GIVEN INSTRUCTION >> Locate the string "label" in the listing below. Copy every line where it is found.

* START *

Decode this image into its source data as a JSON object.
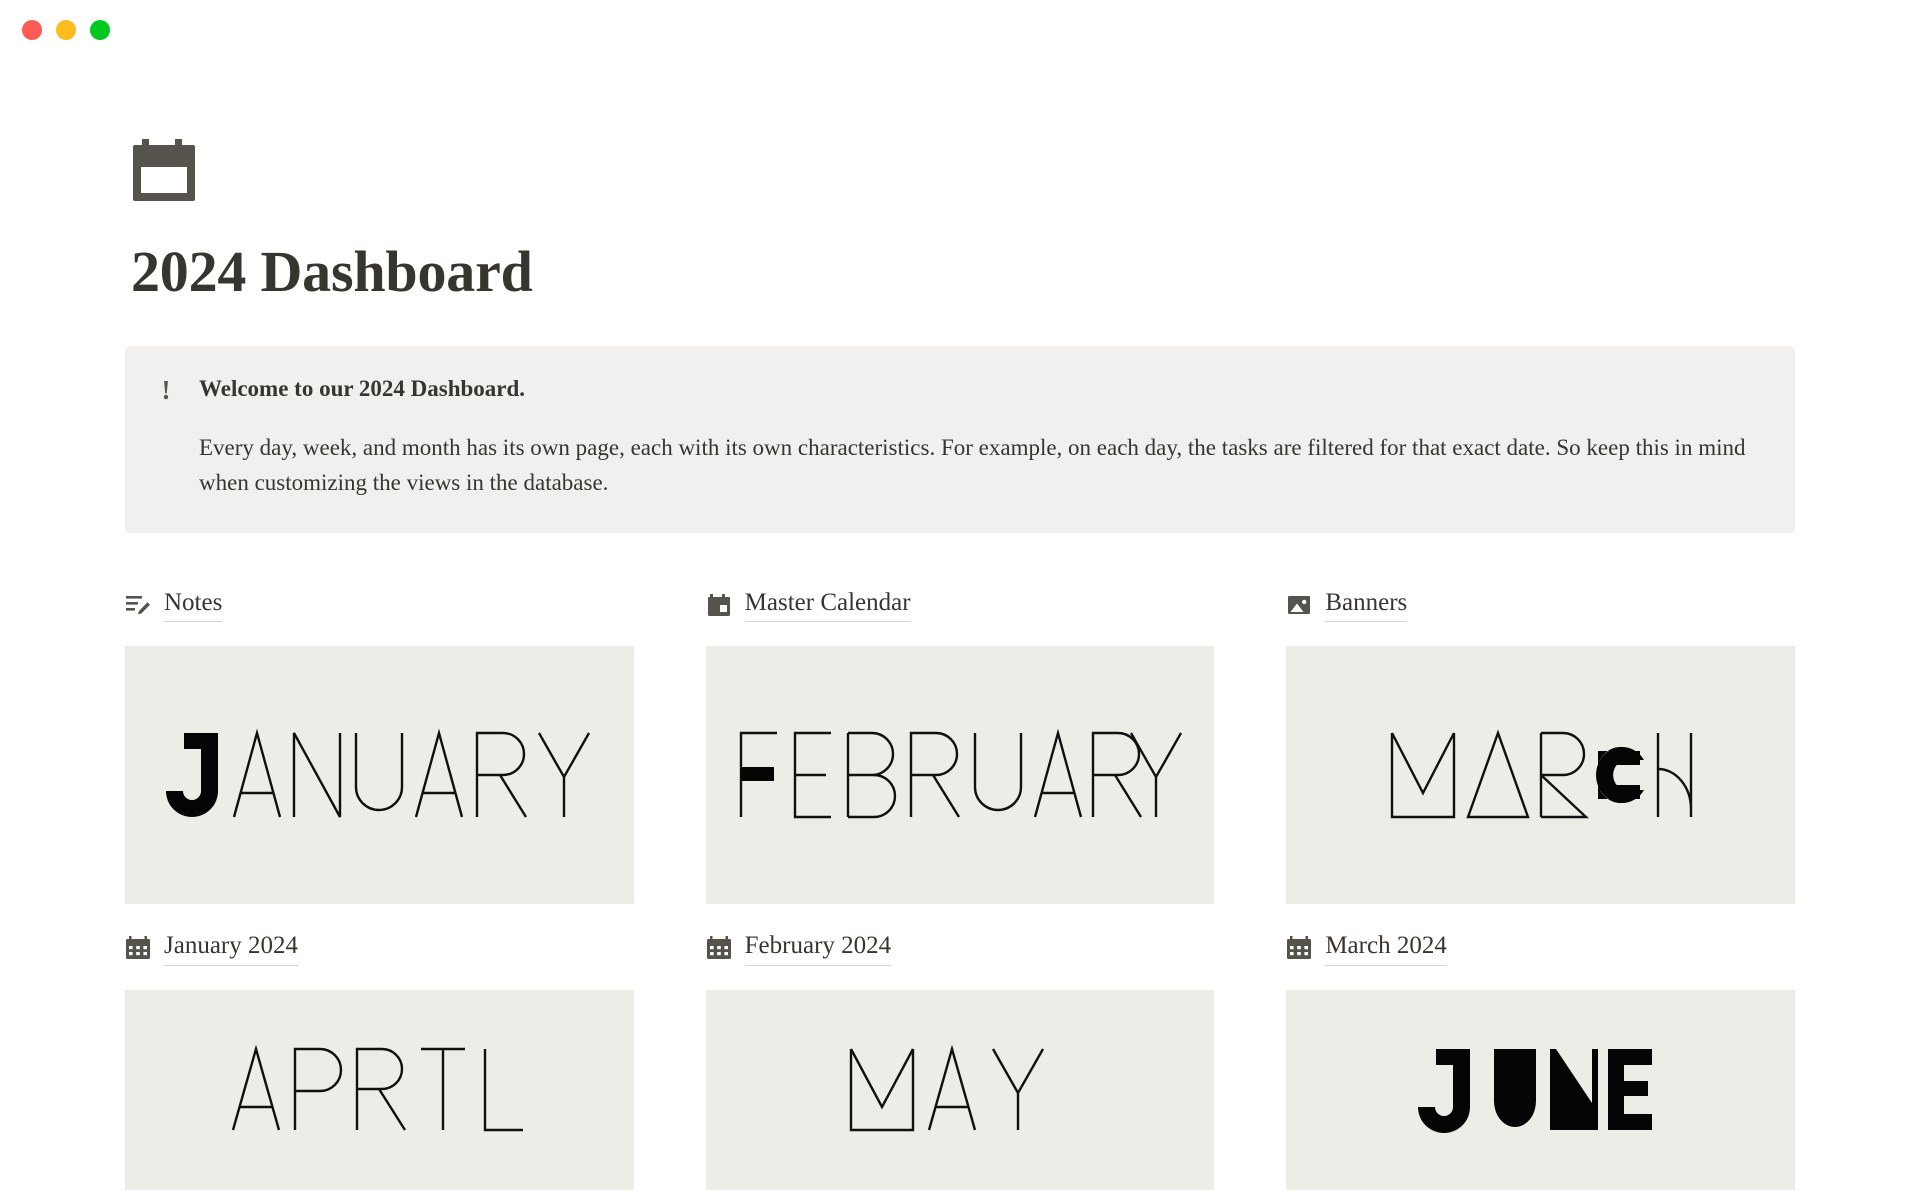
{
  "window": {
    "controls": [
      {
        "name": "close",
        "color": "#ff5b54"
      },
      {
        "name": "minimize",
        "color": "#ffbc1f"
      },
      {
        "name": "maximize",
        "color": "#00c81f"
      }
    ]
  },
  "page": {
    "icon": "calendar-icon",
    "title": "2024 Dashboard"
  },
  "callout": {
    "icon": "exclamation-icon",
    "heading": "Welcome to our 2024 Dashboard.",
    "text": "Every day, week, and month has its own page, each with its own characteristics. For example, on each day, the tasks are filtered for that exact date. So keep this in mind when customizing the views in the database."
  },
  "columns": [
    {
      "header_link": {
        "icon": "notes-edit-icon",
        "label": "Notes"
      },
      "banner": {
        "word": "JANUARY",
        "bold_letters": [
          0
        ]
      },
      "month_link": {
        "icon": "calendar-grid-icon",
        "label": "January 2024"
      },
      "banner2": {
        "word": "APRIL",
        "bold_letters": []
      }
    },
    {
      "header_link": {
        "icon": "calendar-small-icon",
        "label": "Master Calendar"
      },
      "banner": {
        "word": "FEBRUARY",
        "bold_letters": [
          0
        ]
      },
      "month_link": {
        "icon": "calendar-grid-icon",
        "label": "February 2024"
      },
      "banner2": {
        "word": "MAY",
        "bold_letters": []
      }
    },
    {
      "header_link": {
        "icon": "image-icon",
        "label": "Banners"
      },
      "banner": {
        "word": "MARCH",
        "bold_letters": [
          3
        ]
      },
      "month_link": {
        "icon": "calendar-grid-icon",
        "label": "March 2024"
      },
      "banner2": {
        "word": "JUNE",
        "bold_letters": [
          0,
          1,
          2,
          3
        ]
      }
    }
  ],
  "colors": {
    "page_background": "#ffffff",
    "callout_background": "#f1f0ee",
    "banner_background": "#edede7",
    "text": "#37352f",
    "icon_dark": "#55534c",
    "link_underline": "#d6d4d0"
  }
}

* END *

WRITTEN RESPONSE >>
        "label": "Notes"
        "label": "January 2024"
        "label": "Master Calendar"
        "label": "February 2024"
        "label": "Banners"
        "label": "March 2024"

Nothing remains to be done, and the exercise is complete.